┌─ Record excerpts
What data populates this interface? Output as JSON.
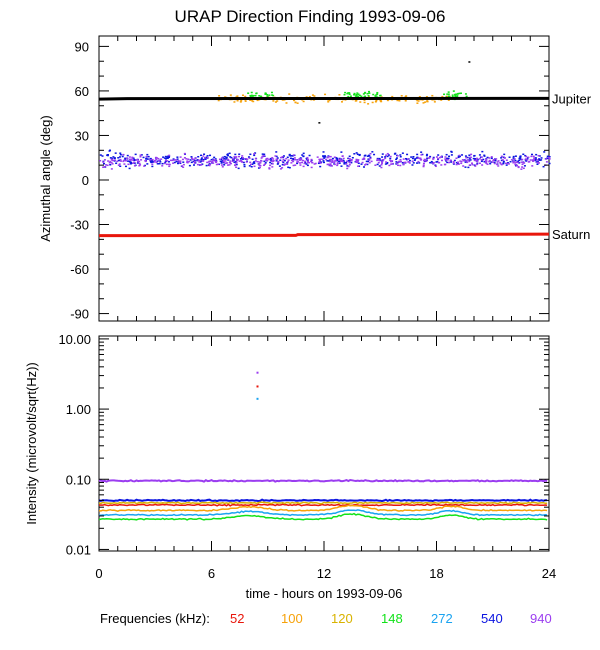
{
  "title": "URAP Direction Finding  1993-09-06",
  "xlabel": "time - hours on 1993-09-06",
  "frequency_legend": {
    "label": "Frequencies (kHz):",
    "items": [
      {
        "value": "52",
        "color": "#e8160b"
      },
      {
        "value": "100",
        "color": "#f6a20a"
      },
      {
        "value": "120",
        "color": "#d9b300"
      },
      {
        "value": "148",
        "color": "#12e21a"
      },
      {
        "value": "272",
        "color": "#1aa3f0"
      },
      {
        "value": "540",
        "color": "#0b14e0"
      },
      {
        "value": "940",
        "color": "#9b3df0"
      }
    ]
  },
  "chart_data": [
    {
      "type": "scatter",
      "ylabel": "Azimuthal angle (deg)",
      "xlim": [
        0,
        24
      ],
      "ylim": [
        -95,
        97
      ],
      "x_ticks": [
        0,
        6,
        12,
        18,
        24
      ],
      "y_ticks": [
        90,
        60,
        30,
        0,
        -30,
        -60,
        -90
      ],
      "grid": false,
      "reference_lines": [
        {
          "name": "Jupiter",
          "color": "#000000",
          "y": [
            [
              0,
              54.5
            ],
            [
              1.5,
              54.8
            ],
            [
              24,
              55
            ]
          ]
        },
        {
          "name": "Saturn",
          "color": "#e8160b",
          "y": [
            [
              0,
              -37.5
            ],
            [
              10.5,
              -37.3
            ],
            [
              10.6,
              -36.8
            ],
            [
              24,
              -36.5
            ]
          ]
        }
      ],
      "series": [
        {
          "freq": "100",
          "color": "#f6a20a",
          "x_range": [
            6.3,
            18.8
          ],
          "y_center": 55,
          "y_spread": 4
        },
        {
          "freq": "148",
          "color": "#12e21a",
          "segments": [
            [
              7.8,
              9.3
            ],
            [
              12.8,
              15.0
            ],
            [
              18.3,
              19.6
            ]
          ],
          "y_center": 58,
          "y_spread": 4
        },
        {
          "freq": "540",
          "color": "#0b14e0",
          "x_range": [
            0,
            24
          ],
          "y_center": 14,
          "y_spread": 7
        },
        {
          "freq": "940",
          "color": "#9b3df0",
          "x_range": [
            0,
            24
          ],
          "y_center": 13,
          "y_spread": 6
        }
      ]
    },
    {
      "type": "line",
      "ylabel": "Intensity (microvolt/sqrt(Hz))",
      "yscale": "log",
      "xlim": [
        0,
        24
      ],
      "ylim": [
        0.0095,
        11
      ],
      "y_ticks": [
        "0.01",
        "0.10",
        "1.00",
        "10.00"
      ],
      "x_ticks": [
        0,
        6,
        12,
        18,
        24
      ],
      "grid": false,
      "series": [
        {
          "freq": "940",
          "color": "#9b3df0",
          "level": 0.095
        },
        {
          "freq": "540",
          "color": "#0b14e0",
          "level": 0.05
        },
        {
          "freq": "52",
          "color": "#e8160b",
          "level": 0.043
        },
        {
          "freq": "120",
          "color": "#d9b300",
          "level": 0.046
        },
        {
          "freq": "100",
          "color": "#f6a20a",
          "level": 0.036
        },
        {
          "freq": "272",
          "color": "#1aa3f0",
          "level": 0.031
        },
        {
          "freq": "148",
          "color": "#12e21a",
          "level": 0.027
        }
      ],
      "spikes": [
        {
          "x": 8.4,
          "values": [
            3.3,
            2.1,
            1.4
          ],
          "colors": [
            "#9b3df0",
            "#e8160b",
            "#1aa3f0"
          ]
        }
      ]
    }
  ]
}
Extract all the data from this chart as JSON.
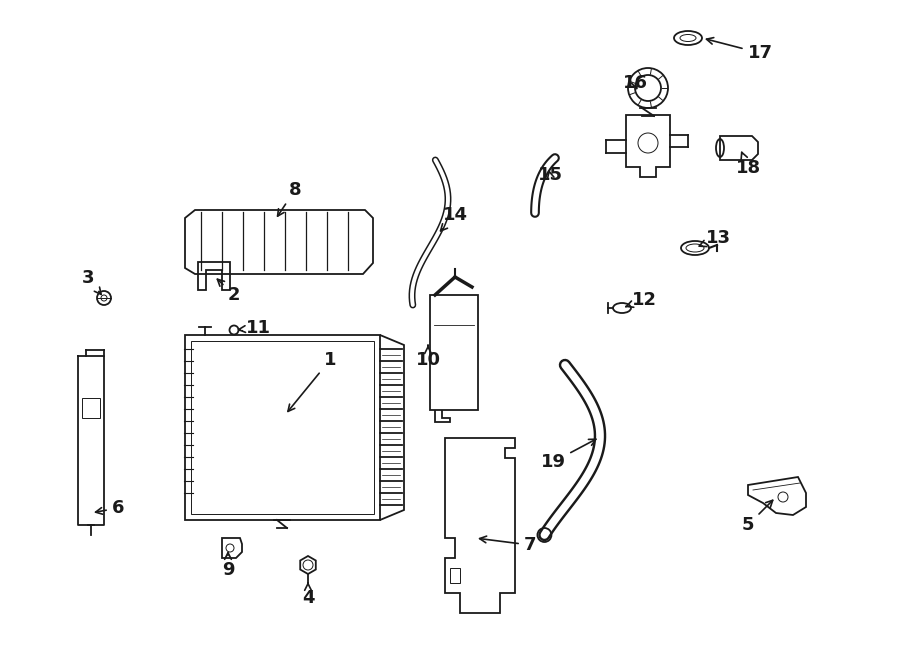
└─
◆ Instructions for the task ◆
Quote the records above exactly, leaving out any pictures.

◆ Exercise response ◆
What data populates this interface? Output as JSON.
{
  "title": "URAP Direction Finding  1993-09-06",
  "xlabel": "time - hours on 1993-09-06",
  "frequency_legend": {
    "label": "Frequencies (kHz):",
    "items": [
      {
        "value": "52",
        "color": "#e8160b"
      },
      {
        "value": "100",
        "color": "#f6a20a"
      },
      {
        "value": "120",
        "color": "#d9b300"
      },
      {
        "value": "148",
        "color": "#12e21a"
      },
      {
        "value": "272",
        "color": "#1aa3f0"
      },
      {
        "value": "540",
        "color": "#0b14e0"
      },
      {
        "value": "940",
        "color": "#9b3df0"
      }
    ]
  },
  "chart_data": [
    {
      "type": "scatter",
      "ylabel": "Azimuthal angle (deg)",
      "xlim": [
        0,
        24
      ],
      "ylim": [
        -95,
        97
      ],
      "x_ticks": [
        0,
        6,
        12,
        18,
        24
      ],
      "y_ticks": [
        90,
        60,
        30,
        0,
        -30,
        -60,
        -90
      ],
      "grid": false,
      "reference_lines": [
        {
          "name": "Jupiter",
          "color": "#000000",
          "y": [
            [
              0,
              54.5
            ],
            [
              1.5,
              54.8
            ],
            [
              24,
              55
            ]
          ]
        },
        {
          "name": "Saturn",
          "color": "#e8160b",
          "y": [
            [
              0,
              -37.5
            ],
            [
              10.5,
              -37.3
            ],
            [
              10.6,
              -36.8
            ],
            [
              24,
              -36.5
            ]
          ]
        }
      ],
      "series": [
        {
          "freq": "100",
          "color": "#f6a20a",
          "x_range": [
            6.3,
            18.8
          ],
          "y_center": 55,
          "y_spread": 4
        },
        {
          "freq": "148",
          "color": "#12e21a",
          "segments": [
            [
              7.8,
              9.3
            ],
            [
              12.8,
              15.0
            ],
            [
              18.3,
              19.6
            ]
          ],
          "y_center": 58,
          "y_spread": 4
        },
        {
          "freq": "540",
          "color": "#0b14e0",
          "x_range": [
            0,
            24
          ],
          "y_center": 14,
          "y_spread": 7
        },
        {
          "freq": "940",
          "color": "#9b3df0",
          "x_range": [
            0,
            24
          ],
          "y_center": 13,
          "y_spread": 6
        }
      ]
    },
    {
      "type": "line",
      "ylabel": "Intensity (microvolt/sqrt(Hz))",
      "yscale": "log",
      "xlim": [
        0,
        24
      ],
      "ylim": [
        0.0095,
        11
      ],
      "y_ticks": [
        "0.01",
        "0.10",
        "1.00",
        "10.00"
      ],
      "x_ticks": [
        0,
        6,
        12,
        18,
        24
      ],
      "grid": false,
      "series": [
        {
          "freq": "940",
          "color": "#9b3df0",
          "level": 0.095
        },
        {
          "freq": "540",
          "color": "#0b14e0",
          "level": 0.05
        },
        {
          "freq": "52",
          "color": "#e8160b",
          "level": 0.043
        },
        {
          "freq": "120",
          "color": "#d9b300",
          "level": 0.046
        },
        {
          "freq": "100",
          "color": "#f6a20a",
          "level": 0.036
        },
        {
          "freq": "272",
          "color": "#1aa3f0",
          "level": 0.031
        },
        {
          "freq": "148",
          "color": "#12e21a",
          "level": 0.027
        }
      ],
      "spikes": [
        {
          "x": 8.4,
          "values": [
            3.3,
            2.1,
            1.4
          ],
          "colors": [
            "#9b3df0",
            "#e8160b",
            "#1aa3f0"
          ]
        }
      ]
    }
  ]
}
Extract all the data from this chart as JSON.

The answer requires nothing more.